[Stored dataset items]
»»
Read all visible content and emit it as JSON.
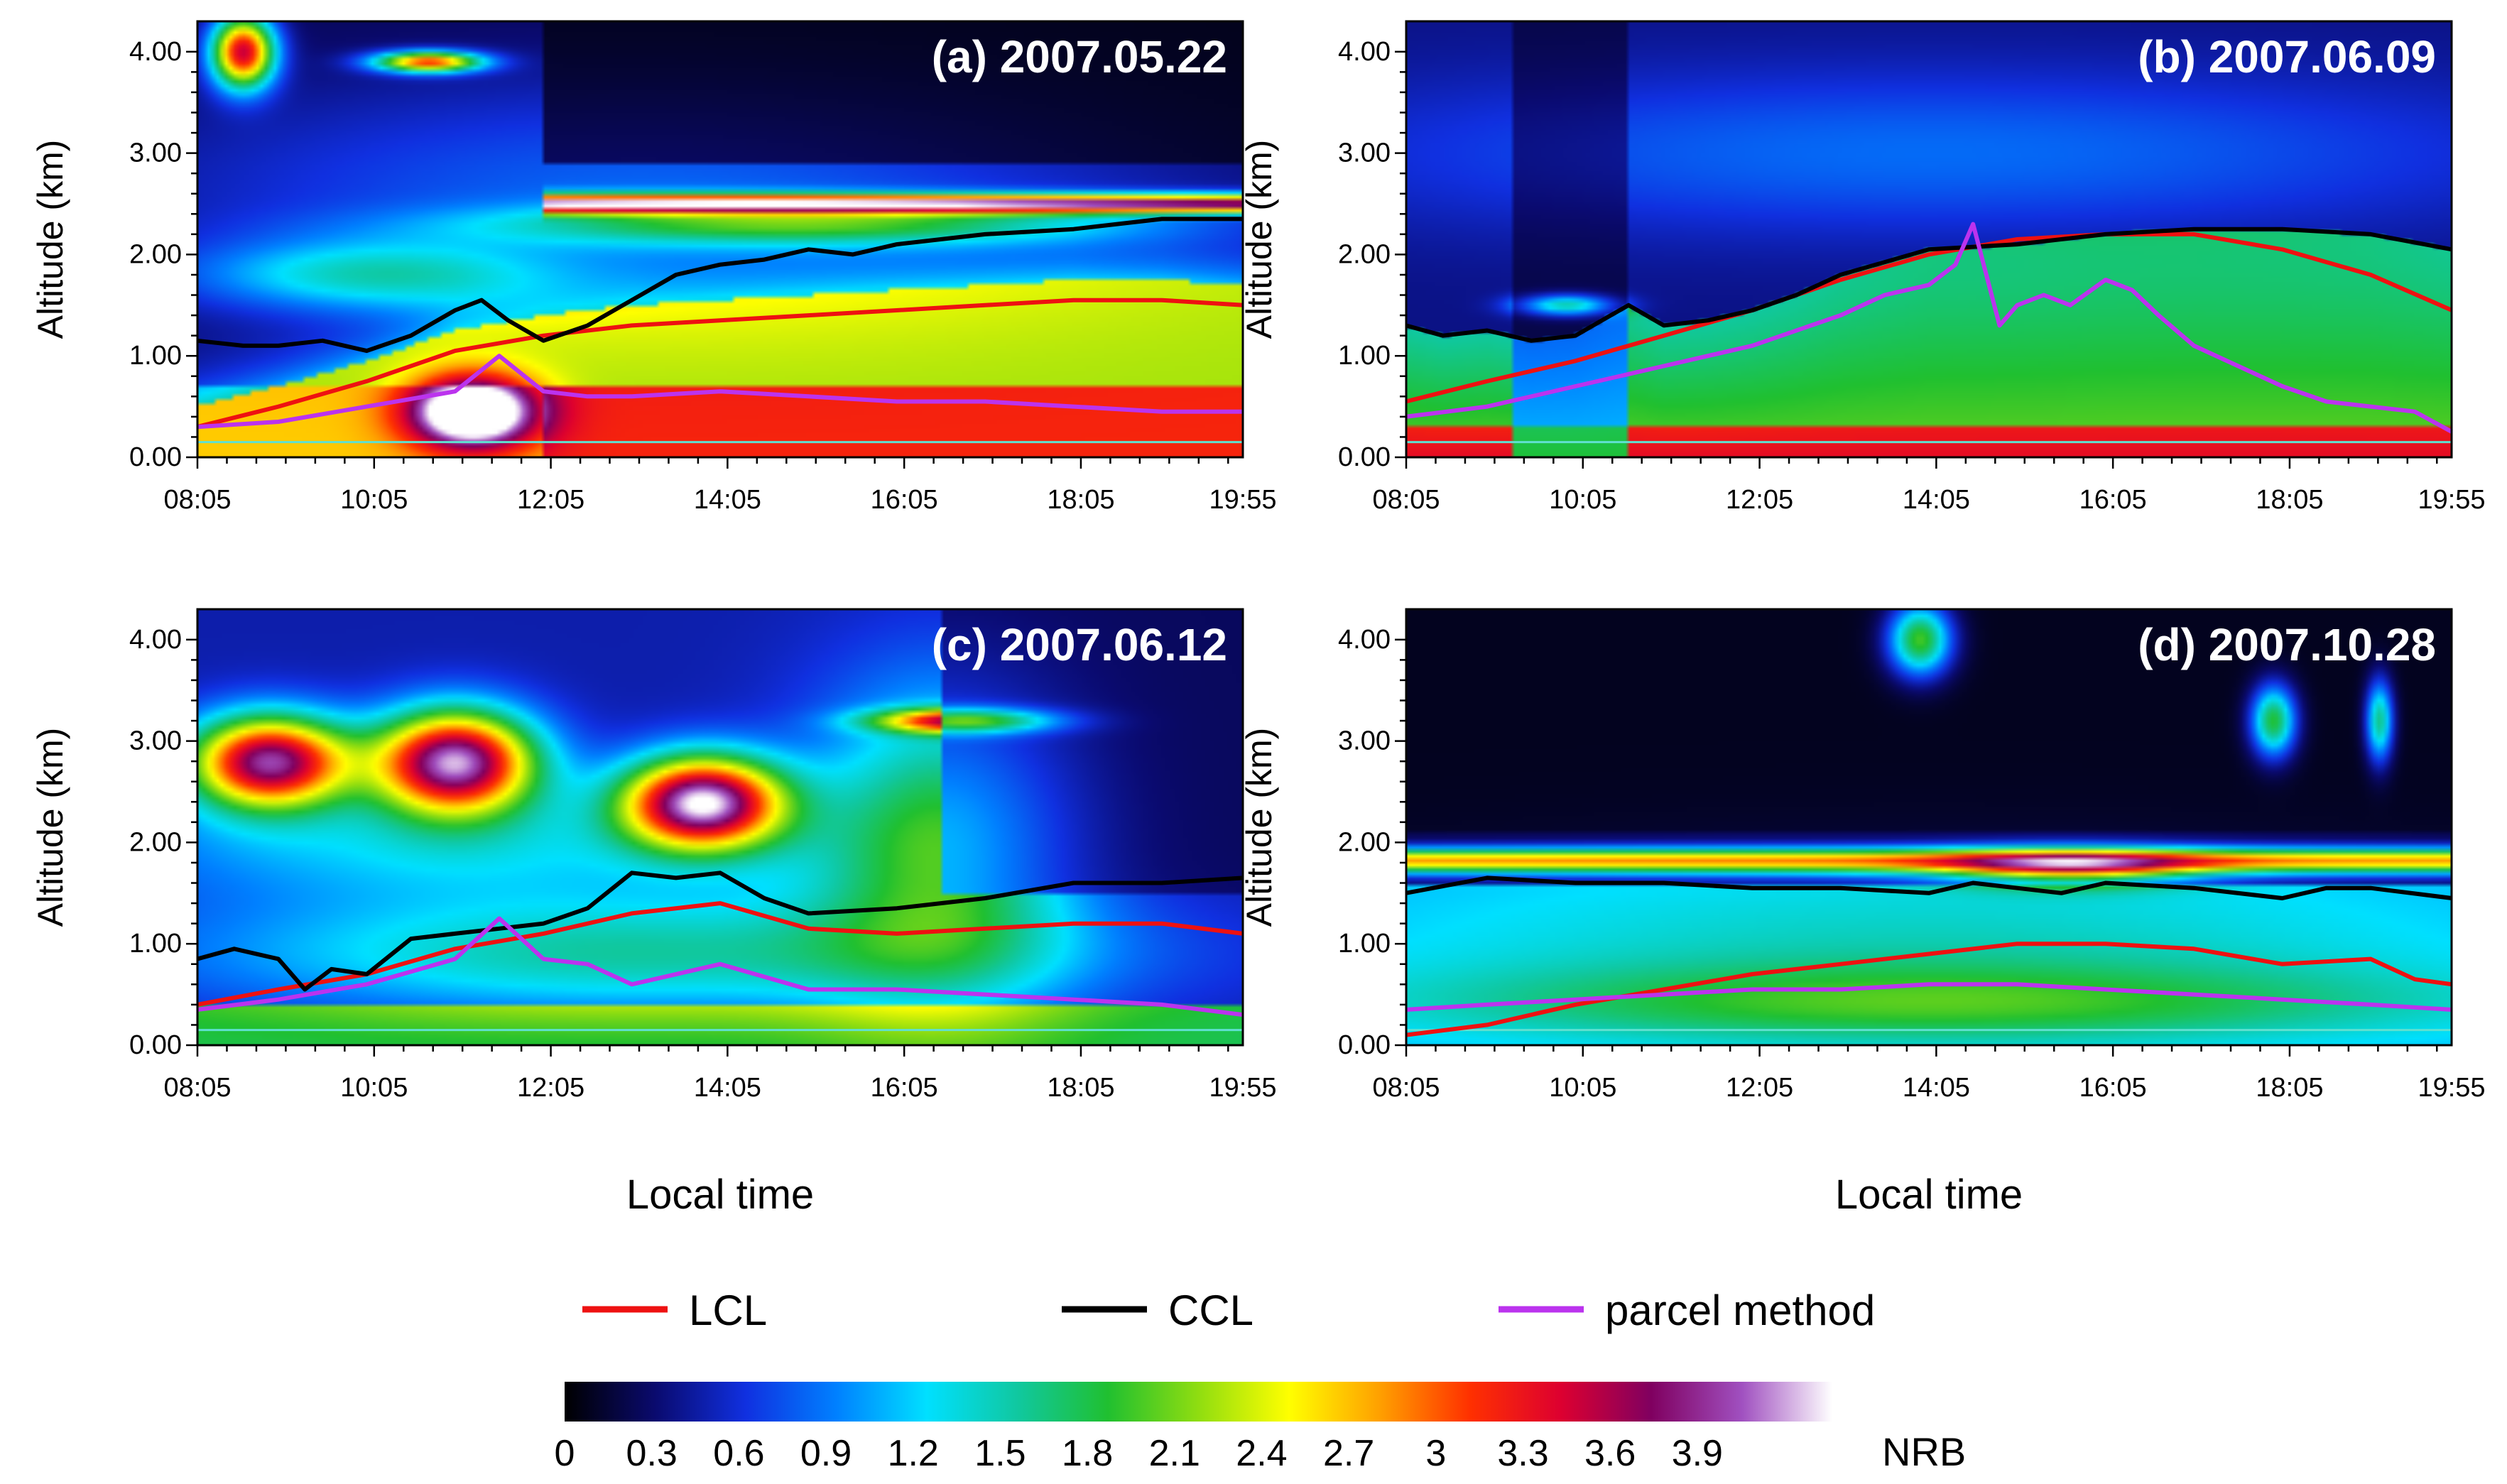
{
  "figure": {
    "x_axis_title": "Local time",
    "y_axis_title": "Altitude (km)",
    "x_tick_labels": [
      "08:05",
      "10:05",
      "12:05",
      "14:05",
      "16:05",
      "18:05",
      "19:55"
    ],
    "y_tick_labels": [
      "0.00",
      "1.00",
      "2.00",
      "3.00",
      "4.00"
    ],
    "legend": [
      {
        "name": "LCL",
        "color": "#ee1111"
      },
      {
        "name": "CCL",
        "color": "#000000"
      },
      {
        "name": "parcel method",
        "color": "#bb33ee"
      }
    ],
    "colorbar": {
      "label": "NRB",
      "ticks": [
        "0",
        "0.3",
        "0.6",
        "0.9",
        "1.2",
        "1.5",
        "1.8",
        "2.1",
        "2.4",
        "2.7",
        "3",
        "3.3",
        "3.6",
        "3.9"
      ],
      "colors": [
        "#000000",
        "#0a0a6e",
        "#1030e0",
        "#0080ff",
        "#00e0ff",
        "#10c8a0",
        "#20c030",
        "#90dd10",
        "#ffff00",
        "#ffa000",
        "#ff3000",
        "#dd0030",
        "#800060",
        "#a050c0",
        "#ffffff"
      ]
    }
  },
  "chart_data": [
    {
      "type": "heatmap",
      "panel_label": "(a) 2007.05.22",
      "x_range": [
        "08:05",
        "19:55"
      ],
      "ylim": [
        0,
        4.3
      ],
      "series": [
        {
          "name": "LCL",
          "x_hours": [
            8.08,
            9.0,
            10.0,
            11.0,
            12.0,
            13.0,
            14.0,
            15.0,
            16.0,
            17.0,
            18.0,
            19.0,
            19.92
          ],
          "values": [
            0.3,
            0.5,
            0.75,
            1.05,
            1.2,
            1.3,
            1.35,
            1.4,
            1.45,
            1.5,
            1.55,
            1.55,
            1.5
          ]
        },
        {
          "name": "CCL",
          "x_hours": [
            8.08,
            8.6,
            9.0,
            9.5,
            10.0,
            10.5,
            11.0,
            11.3,
            11.6,
            12.0,
            12.5,
            13.0,
            13.5,
            14.0,
            14.5,
            15.0,
            15.5,
            16.0,
            17.0,
            18.0,
            19.0,
            19.92
          ],
          "values": [
            1.15,
            1.1,
            1.1,
            1.15,
            1.05,
            1.2,
            1.45,
            1.55,
            1.35,
            1.15,
            1.3,
            1.55,
            1.8,
            1.9,
            1.95,
            2.05,
            2.0,
            2.1,
            2.2,
            2.25,
            2.35,
            2.35
          ]
        },
        {
          "name": "parcel method",
          "x_hours": [
            8.08,
            9.0,
            10.0,
            11.0,
            11.5,
            12.0,
            12.5,
            13.0,
            14.0,
            15.0,
            16.0,
            17.0,
            18.0,
            19.0,
            19.92
          ],
          "values": [
            0.3,
            0.35,
            0.5,
            0.65,
            1.0,
            0.65,
            0.6,
            0.6,
            0.65,
            0.6,
            0.55,
            0.55,
            0.5,
            0.45,
            0.45
          ]
        }
      ]
    },
    {
      "type": "heatmap",
      "panel_label": "(b) 2007.06.09",
      "x_range": [
        "08:05",
        "19:55"
      ],
      "ylim": [
        0,
        4.3
      ],
      "series": [
        {
          "name": "LCL",
          "x_hours": [
            8.08,
            9.0,
            10.0,
            11.0,
            12.0,
            13.0,
            14.0,
            15.0,
            16.0,
            17.0,
            18.0,
            19.0,
            19.92
          ],
          "values": [
            0.55,
            0.75,
            0.95,
            1.2,
            1.45,
            1.75,
            2.0,
            2.15,
            2.2,
            2.2,
            2.05,
            1.8,
            1.45
          ]
        },
        {
          "name": "CCL",
          "x_hours": [
            8.08,
            8.5,
            9.0,
            9.5,
            10.0,
            10.3,
            10.6,
            11.0,
            11.5,
            12.0,
            12.5,
            13.0,
            14.0,
            15.0,
            16.0,
            17.0,
            18.0,
            19.0,
            19.92
          ],
          "values": [
            1.3,
            1.2,
            1.25,
            1.15,
            1.2,
            1.35,
            1.5,
            1.3,
            1.35,
            1.45,
            1.6,
            1.8,
            2.05,
            2.1,
            2.2,
            2.25,
            2.25,
            2.2,
            2.05
          ]
        },
        {
          "name": "parcel method",
          "x_hours": [
            8.08,
            9.0,
            10.0,
            11.0,
            12.0,
            13.0,
            13.5,
            14.0,
            14.3,
            14.5,
            14.8,
            15.0,
            15.3,
            15.6,
            16.0,
            16.3,
            16.6,
            17.0,
            17.5,
            18.0,
            18.5,
            19.0,
            19.5,
            19.92
          ],
          "values": [
            0.4,
            0.5,
            0.7,
            0.9,
            1.1,
            1.4,
            1.6,
            1.7,
            1.9,
            2.3,
            1.3,
            1.5,
            1.6,
            1.5,
            1.75,
            1.65,
            1.4,
            1.1,
            0.9,
            0.7,
            0.55,
            0.5,
            0.45,
            0.25
          ]
        }
      ]
    },
    {
      "type": "heatmap",
      "panel_label": "(c) 2007.06.12",
      "x_range": [
        "08:05",
        "19:55"
      ],
      "ylim": [
        0,
        4.3
      ],
      "series": [
        {
          "name": "LCL",
          "x_hours": [
            8.08,
            9.0,
            10.0,
            11.0,
            12.0,
            13.0,
            14.0,
            15.0,
            16.0,
            17.0,
            18.0,
            19.0,
            19.92
          ],
          "values": [
            0.4,
            0.55,
            0.7,
            0.95,
            1.1,
            1.3,
            1.4,
            1.15,
            1.1,
            1.15,
            1.2,
            1.2,
            1.1
          ]
        },
        {
          "name": "CCL",
          "x_hours": [
            8.08,
            8.5,
            9.0,
            9.3,
            9.6,
            10.0,
            10.5,
            11.0,
            11.5,
            12.0,
            12.5,
            13.0,
            13.5,
            14.0,
            14.5,
            15.0,
            16.0,
            17.0,
            18.0,
            19.0,
            19.92
          ],
          "values": [
            0.85,
            0.95,
            0.85,
            0.55,
            0.75,
            0.7,
            1.05,
            1.1,
            1.15,
            1.2,
            1.35,
            1.7,
            1.65,
            1.7,
            1.45,
            1.3,
            1.35,
            1.45,
            1.6,
            1.6,
            1.65
          ]
        },
        {
          "name": "parcel method",
          "x_hours": [
            8.08,
            9.0,
            10.0,
            11.0,
            11.5,
            12.0,
            12.5,
            13.0,
            14.0,
            15.0,
            16.0,
            17.0,
            18.0,
            19.0,
            19.92
          ],
          "values": [
            0.35,
            0.45,
            0.6,
            0.85,
            1.25,
            0.85,
            0.8,
            0.6,
            0.8,
            0.55,
            0.55,
            0.5,
            0.45,
            0.4,
            0.3
          ]
        }
      ]
    },
    {
      "type": "heatmap",
      "panel_label": "(d) 2007.10.28",
      "x_range": [
        "08:05",
        "19:55"
      ],
      "ylim": [
        0,
        4.3
      ],
      "series": [
        {
          "name": "LCL",
          "x_hours": [
            8.08,
            9.0,
            10.0,
            11.0,
            12.0,
            13.0,
            14.0,
            15.0,
            16.0,
            17.0,
            18.0,
            19.0,
            19.5,
            19.92
          ],
          "values": [
            0.1,
            0.2,
            0.4,
            0.55,
            0.7,
            0.8,
            0.9,
            1.0,
            1.0,
            0.95,
            0.8,
            0.85,
            0.65,
            0.6
          ]
        },
        {
          "name": "CCL",
          "x_hours": [
            8.08,
            9.0,
            10.0,
            11.0,
            12.0,
            13.0,
            14.0,
            14.5,
            15.0,
            15.5,
            16.0,
            17.0,
            18.0,
            18.5,
            19.0,
            19.92
          ],
          "values": [
            1.5,
            1.65,
            1.6,
            1.6,
            1.55,
            1.55,
            1.5,
            1.6,
            1.55,
            1.5,
            1.6,
            1.55,
            1.45,
            1.55,
            1.55,
            1.45
          ]
        },
        {
          "name": "parcel method",
          "x_hours": [
            8.08,
            9.0,
            10.0,
            11.0,
            12.0,
            13.0,
            14.0,
            15.0,
            16.0,
            17.0,
            18.0,
            19.0,
            19.92
          ],
          "values": [
            0.35,
            0.4,
            0.45,
            0.5,
            0.55,
            0.55,
            0.6,
            0.6,
            0.55,
            0.5,
            0.45,
            0.4,
            0.35
          ]
        }
      ]
    }
  ]
}
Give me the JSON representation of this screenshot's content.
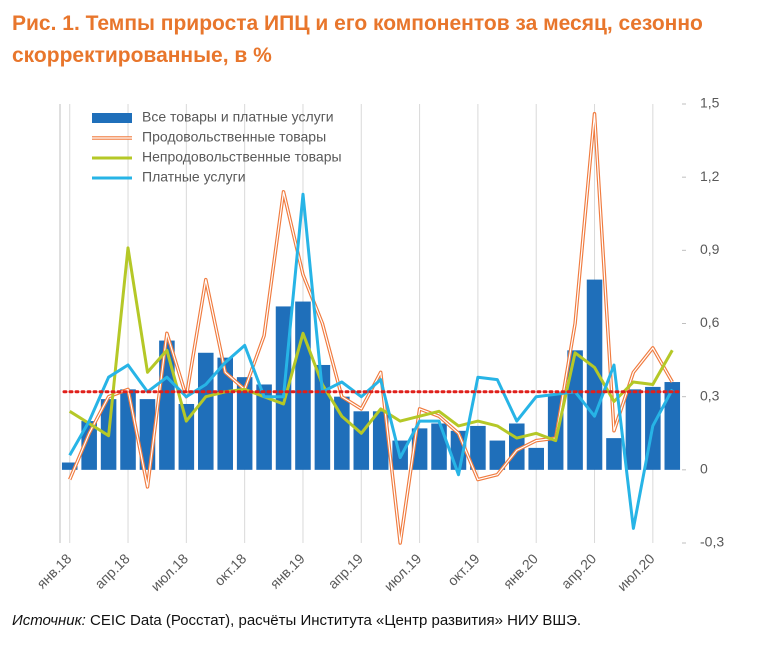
{
  "chart_data": {
    "type": "bar-line",
    "title": "Рис. 1. Темпы прироста ИПЦ и его компонентов за месяц, сезонно скорректированные, в %",
    "source_label": "Источник:",
    "source": "CEIC Data (Росстат), расчёты Института «Центр развития» НИУ ВШЭ.",
    "categories": [
      "янв.18",
      null,
      null,
      "апр.18",
      null,
      null,
      "июл.18",
      null,
      null,
      "окт.18",
      null,
      null,
      "янв.19",
      null,
      null,
      "апр.19",
      null,
      null,
      "июл.19",
      null,
      null,
      "окт.19",
      null,
      null,
      "янв.20",
      null,
      null,
      "апр.20",
      null,
      null,
      "июл.20",
      null
    ],
    "series": [
      {
        "name": "Все товары и платные услуги",
        "kind": "bar",
        "color": "#1f6fba",
        "values": [
          0.03,
          0.2,
          0.29,
          0.33,
          0.29,
          0.53,
          0.27,
          0.48,
          0.46,
          0.38,
          0.35,
          0.67,
          0.69,
          0.43,
          0.3,
          0.24,
          0.24,
          0.12,
          0.17,
          0.19,
          0.16,
          0.18,
          0.12,
          0.19,
          0.09,
          0.31,
          0.49,
          0.78,
          0.13,
          0.33,
          0.34,
          0.36
        ]
      },
      {
        "name": "Продовольственные товары",
        "kind": "hollow-line",
        "color": "#f07b3f",
        "values": [
          -0.04,
          0.15,
          0.3,
          0.33,
          -0.07,
          0.56,
          0.3,
          0.78,
          0.4,
          0.33,
          0.55,
          1.14,
          0.8,
          0.6,
          0.3,
          0.25,
          0.4,
          -0.3,
          0.25,
          0.22,
          0.15,
          -0.04,
          -0.02,
          0.08,
          0.12,
          0.13,
          0.6,
          1.46,
          0.16,
          0.4,
          0.5,
          0.36
        ]
      },
      {
        "name": "Непродовольственные товары",
        "kind": "line",
        "color": "#b5c827",
        "values": [
          0.24,
          0.19,
          0.14,
          0.91,
          0.4,
          0.49,
          0.2,
          0.3,
          0.32,
          0.33,
          0.3,
          0.27,
          0.56,
          0.35,
          0.22,
          0.15,
          0.25,
          0.2,
          0.22,
          0.24,
          0.18,
          0.2,
          0.18,
          0.13,
          0.15,
          0.12,
          0.48,
          0.42,
          0.28,
          0.36,
          0.35,
          0.49
        ]
      },
      {
        "name": "Платные услуги",
        "kind": "line",
        "color": "#27b4e6",
        "values": [
          0.06,
          0.2,
          0.38,
          0.43,
          0.32,
          0.38,
          0.3,
          0.35,
          0.44,
          0.51,
          0.3,
          0.3,
          1.13,
          0.32,
          0.36,
          0.3,
          0.37,
          0.05,
          0.2,
          0.2,
          -0.02,
          0.38,
          0.37,
          0.2,
          0.3,
          0.31,
          0.32,
          0.22,
          0.43,
          -0.24,
          0.18,
          0.33
        ]
      }
    ],
    "reference_line": 0.32,
    "reference_color": "#e0201b",
    "ylim": [
      -0.3,
      1.5
    ],
    "yticks": [
      {
        "value": -0.3,
        "label": "-0,3"
      },
      0,
      {
        "value": 0.3,
        "label": "0,3"
      },
      {
        "value": 0.6,
        "label": "0,6"
      },
      {
        "value": 0.9,
        "label": "0,9"
      },
      {
        "value": 1.2,
        "label": "1,2"
      },
      {
        "value": 1.5,
        "label": "1,5"
      }
    ],
    "legend": "upper left"
  }
}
««
Work to do - In the material above, find the lines that contain "kind" and show them.

Task response -
        "kind": "bar",
        "kind": "hollow-line",
        "kind": "line",
        "kind": "line",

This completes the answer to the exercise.